* _WHAT NEEDS TO BE DONE_: Transcribe the entries below exactly; leave every image out.

┌──

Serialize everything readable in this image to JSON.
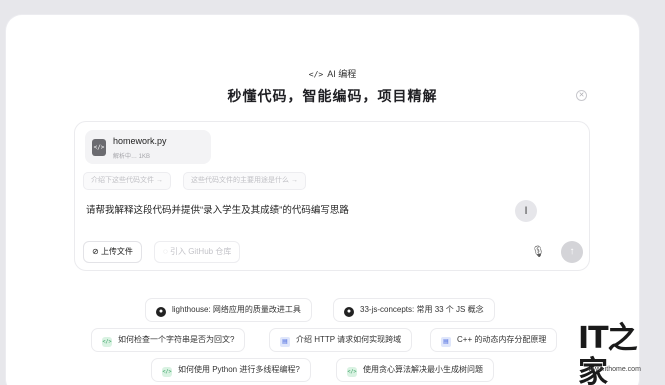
{
  "header": {
    "badge": "AI 编程",
    "title": "秒懂代码，智能编码，项目精解",
    "close_glyph": "✕"
  },
  "attachment": {
    "filename": "homework.py",
    "status": "解析中…   1KB"
  },
  "suggestions": [
    "介绍下这些代码文件 →",
    "这些代码文件的主要用途是什么 →"
  ],
  "prompt_text": "请帮我解释这段代码并提供“录入学生及其成绩”的代码编写思路",
  "buttons": {
    "upload": "上传文件",
    "github": "引入 GitHub 仓库",
    "send_glyph": "↑",
    "mic_glyph": "🎙"
  },
  "examples": [
    {
      "icon": "github-icon",
      "label": "lighthouse: 网络应用的质量改进工具"
    },
    {
      "icon": "github-icon",
      "label": "33-js-concepts: 常用 33 个 JS 概念"
    },
    {
      "icon": "code-icon",
      "label": "如何检查一个字符串是否为回文?"
    },
    {
      "icon": "doc-icon",
      "label": "介绍 HTTP 请求如何实现跨域"
    },
    {
      "icon": "doc-icon",
      "label": "C++ 的动态内存分配原理"
    },
    {
      "icon": "code-icon",
      "label": "如何使用 Python 进行多线程编程?"
    },
    {
      "icon": "code-icon",
      "label": "使用贪心算法解决最小生成树问题"
    }
  ],
  "watermark": {
    "logo": "IT之家",
    "url": "www.ithome.com"
  }
}
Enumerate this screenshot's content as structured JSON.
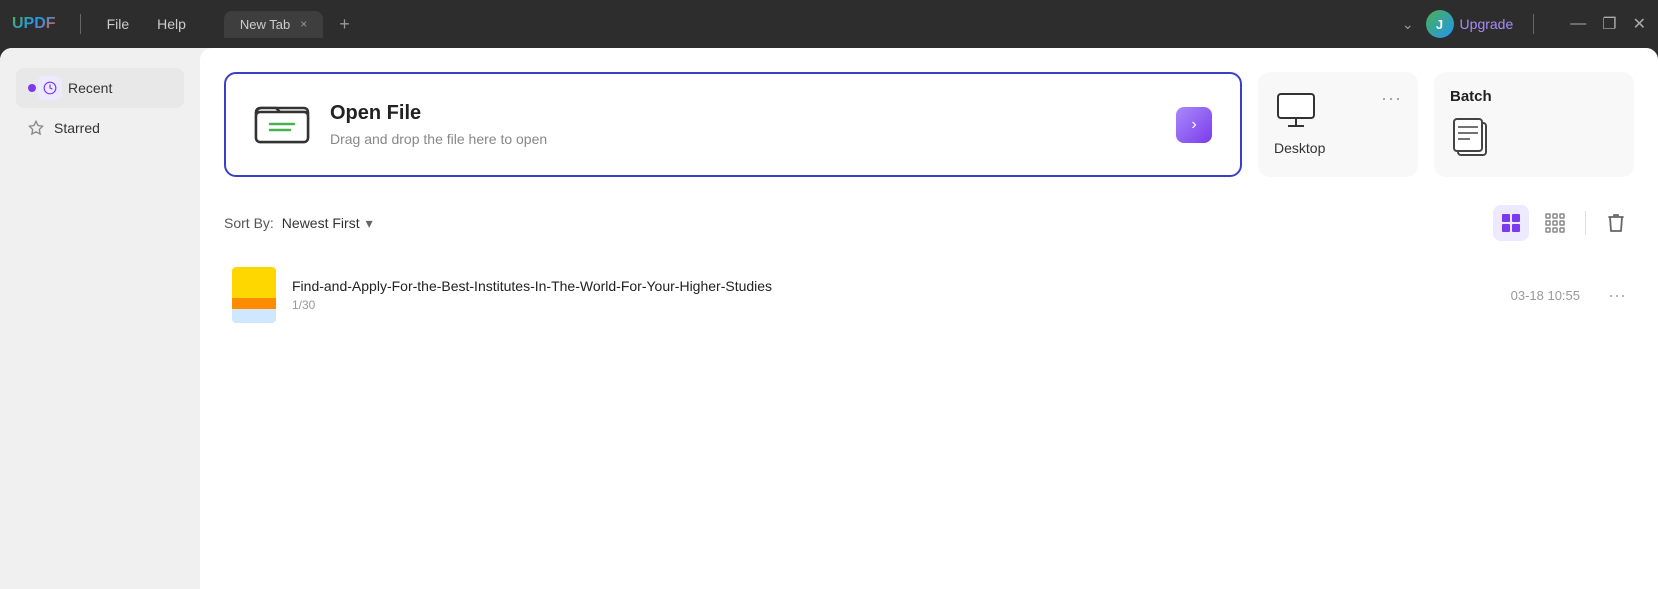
{
  "app": {
    "logo": "UPDF",
    "divider": "|"
  },
  "menu": {
    "file": "File",
    "help": "Help"
  },
  "titlebar": {
    "tab_label": "New Tab",
    "tab_close": "×",
    "tab_add": "+",
    "upgrade_avatar_letter": "J",
    "upgrade_label": "Upgrade",
    "win_minimize": "—",
    "win_maximize": "❐",
    "win_close": "✕"
  },
  "sidebar": {
    "items": [
      {
        "id": "recent",
        "label": "Recent",
        "icon": "clock-icon",
        "active": true
      },
      {
        "id": "starred",
        "label": "Starred",
        "icon": "star-icon",
        "active": false
      }
    ]
  },
  "open_file_card": {
    "title": "Open File",
    "subtitle": "Drag and drop the file here to open",
    "arrow": "›"
  },
  "desktop_card": {
    "label": "Desktop",
    "dots": "···"
  },
  "batch_card": {
    "title": "Batch"
  },
  "sort_bar": {
    "label": "Sort By:",
    "value": "Newest First",
    "chevron": "▾"
  },
  "view_toggle": {
    "list_view": "▦",
    "grid_view": "⊞",
    "delete": "🗑"
  },
  "files": [
    {
      "name": "Find-and-Apply-For-the-Best-Institutes-In-The-World-For-Your-Higher-Studies",
      "pages": "1/30",
      "date": "03-18 10:55",
      "thumb_color_top": "#f5c518",
      "thumb_color_bottom": "#e8e8e8"
    }
  ]
}
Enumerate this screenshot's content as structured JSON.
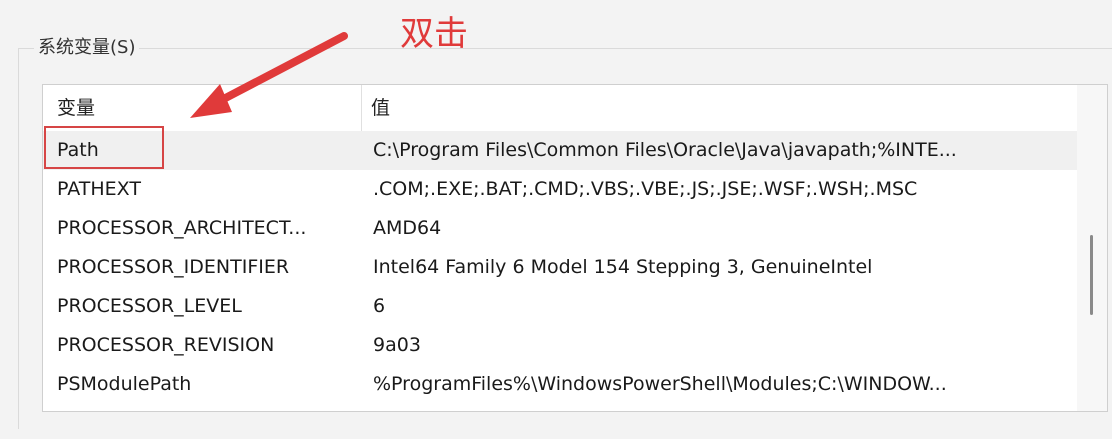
{
  "groupbox": {
    "title": "系统变量(S)"
  },
  "annotation": {
    "label": "双击",
    "color": "#e03a3a"
  },
  "table": {
    "headers": {
      "name": "变量",
      "value": "值"
    },
    "rows": [
      {
        "name": "Path",
        "value": "C:\\Program Files\\Common Files\\Oracle\\Java\\javapath;%INTE...",
        "selected": true
      },
      {
        "name": "PATHEXT",
        "value": ".COM;.EXE;.BAT;.CMD;.VBS;.VBE;.JS;.JSE;.WSF;.WSH;.MSC"
      },
      {
        "name": "PROCESSOR_ARCHITECT...",
        "value": "AMD64"
      },
      {
        "name": "PROCESSOR_IDENTIFIER",
        "value": "Intel64 Family 6 Model 154 Stepping 3, GenuineIntel"
      },
      {
        "name": "PROCESSOR_LEVEL",
        "value": "6"
      },
      {
        "name": "PROCESSOR_REVISION",
        "value": "9a03"
      },
      {
        "name": "PSModulePath",
        "value": "%ProgramFiles%\\WindowsPowerShell\\Modules;C:\\WINDOW..."
      }
    ]
  }
}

└──

* _FULL OUTPUT_:
Serialize everything readable in this image to JSON.
{
  "header": {
    "badge": "AI 编程",
    "title": "秒懂代码，智能编码，项目精解",
    "close_glyph": "✕"
  },
  "attachment": {
    "filename": "homework.py",
    "status": "解析中…   1KB"
  },
  "suggestions": [
    "介绍下这些代码文件 →",
    "这些代码文件的主要用途是什么 →"
  ],
  "prompt_text": "请帮我解释这段代码并提供“录入学生及其成绩”的代码编写思路",
  "buttons": {
    "upload": "上传文件",
    "github": "引入 GitHub 仓库",
    "send_glyph": "↑",
    "mic_glyph": "🎙"
  },
  "examples": [
    {
      "icon": "github-icon",
      "label": "lighthouse: 网络应用的质量改进工具"
    },
    {
      "icon": "github-icon",
      "label": "33-js-concepts: 常用 33 个 JS 概念"
    },
    {
      "icon": "code-icon",
      "label": "如何检查一个字符串是否为回文?"
    },
    {
      "icon": "doc-icon",
      "label": "介绍 HTTP 请求如何实现跨域"
    },
    {
      "icon": "doc-icon",
      "label": "C++ 的动态内存分配原理"
    },
    {
      "icon": "code-icon",
      "label": "如何使用 Python 进行多线程编程?"
    },
    {
      "icon": "code-icon",
      "label": "使用贪心算法解决最小生成树问题"
    }
  ],
  "watermark": {
    "logo": "IT之家",
    "url": "www.ithome.com"
  }
}
Enumerate this screenshot's content as structured JSON.
{
  "app": {
    "logo": "UPDF",
    "divider": "|"
  },
  "menu": {
    "file": "File",
    "help": "Help"
  },
  "titlebar": {
    "tab_label": "New Tab",
    "tab_close": "×",
    "tab_add": "+",
    "upgrade_avatar_letter": "J",
    "upgrade_label": "Upgrade",
    "win_minimize": "—",
    "win_maximize": "❐",
    "win_close": "✕"
  },
  "sidebar": {
    "items": [
      {
        "id": "recent",
        "label": "Recent",
        "icon": "clock-icon",
        "active": true
      },
      {
        "id": "starred",
        "label": "Starred",
        "icon": "star-icon",
        "active": false
      }
    ]
  },
  "open_file_card": {
    "title": "Open File",
    "subtitle": "Drag and drop the file here to open",
    "arrow": "›"
  },
  "desktop_card": {
    "label": "Desktop",
    "dots": "···"
  },
  "batch_card": {
    "title": "Batch"
  },
  "sort_bar": {
    "label": "Sort By:",
    "value": "Newest First",
    "chevron": "▾"
  },
  "view_toggle": {
    "list_view": "▦",
    "grid_view": "⊞",
    "delete": "🗑"
  },
  "files": [
    {
      "name": "Find-and-Apply-For-the-Best-Institutes-In-The-World-For-Your-Higher-Studies",
      "pages": "1/30",
      "date": "03-18 10:55",
      "thumb_color_top": "#f5c518",
      "thumb_color_bottom": "#e8e8e8"
    }
  ]
}
Enumerate this screenshot's content as structured JSON.
{
  "groupbox": {
    "title": "系统变量(S)"
  },
  "annotation": {
    "label": "双击",
    "color": "#e03a3a"
  },
  "table": {
    "headers": {
      "name": "变量",
      "value": "值"
    },
    "rows": [
      {
        "name": "Path",
        "value": "C:\\Program Files\\Common Files\\Oracle\\Java\\javapath;%INTE...",
        "selected": true
      },
      {
        "name": "PATHEXT",
        "value": ".COM;.EXE;.BAT;.CMD;.VBS;.VBE;.JS;.JSE;.WSF;.WSH;.MSC"
      },
      {
        "name": "PROCESSOR_ARCHITECT...",
        "value": "AMD64"
      },
      {
        "name": "PROCESSOR_IDENTIFIER",
        "value": "Intel64 Family 6 Model 154 Stepping 3, GenuineIntel"
      },
      {
        "name": "PROCESSOR_LEVEL",
        "value": "6"
      },
      {
        "name": "PROCESSOR_REVISION",
        "value": "9a03"
      },
      {
        "name": "PSModulePath",
        "value": "%ProgramFiles%\\WindowsPowerShell\\Modules;C:\\WINDOW..."
      }
    ]
  }
}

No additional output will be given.